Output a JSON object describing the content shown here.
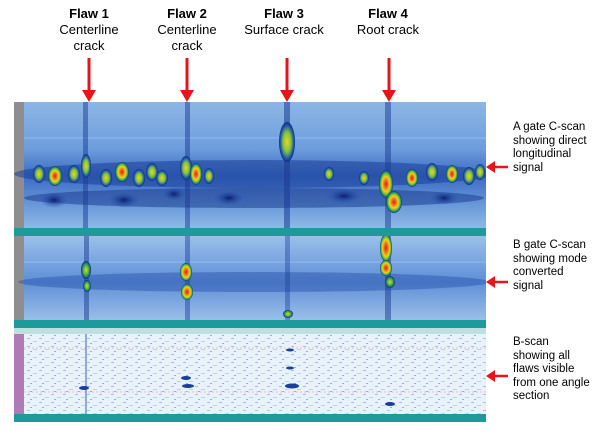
{
  "flaws": [
    {
      "title": "Flaw 1",
      "subtitle": "Centerline crack"
    },
    {
      "title": "Flaw 2",
      "subtitle": "Centerline crack"
    },
    {
      "title": "Flaw 3",
      "subtitle": "Surface crack"
    },
    {
      "title": "Flaw 4",
      "subtitle": "Root crack"
    }
  ],
  "scans": [
    {
      "label": "A gate C-scan showing direct longitudinal signal"
    },
    {
      "label": "B gate C-scan showing mode converted signal"
    },
    {
      "label": "B-scan showing all flaws visible from one angle section"
    }
  ],
  "colors": {
    "arrow": "#e8141b",
    "scan_background": "#2b58b8",
    "scan_light": "#cfe3f6",
    "indication_hot": "#e11a1a",
    "indication_warm": "#f4d21a",
    "indication_mid": "#3fb34b",
    "strip": "#1f9a9a",
    "ruler": "#8e8e8e",
    "bscan_ruler": "#b07ab7"
  }
}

**Set exercise:**
Give back every line exactly as it stands, pictures excluded.

**Result:**
Output a JSON object describing the content shown here.
{
  "flaws": [
    {
      "title": "Flaw 1",
      "subtitle": "Centerline crack"
    },
    {
      "title": "Flaw 2",
      "subtitle": "Centerline crack"
    },
    {
      "title": "Flaw 3",
      "subtitle": "Surface crack"
    },
    {
      "title": "Flaw 4",
      "subtitle": "Root crack"
    }
  ],
  "scans": [
    {
      "label": "A gate C-scan showing direct longitudinal signal"
    },
    {
      "label": "B gate C-scan showing mode converted signal"
    },
    {
      "label": "B-scan showing all flaws visible from one angle section"
    }
  ],
  "colors": {
    "arrow": "#e8141b",
    "scan_background": "#2b58b8",
    "scan_light": "#cfe3f6",
    "indication_hot": "#e11a1a",
    "indication_warm": "#f4d21a",
    "indication_mid": "#3fb34b",
    "strip": "#1f9a9a",
    "ruler": "#8e8e8e",
    "bscan_ruler": "#b07ab7"
  }
}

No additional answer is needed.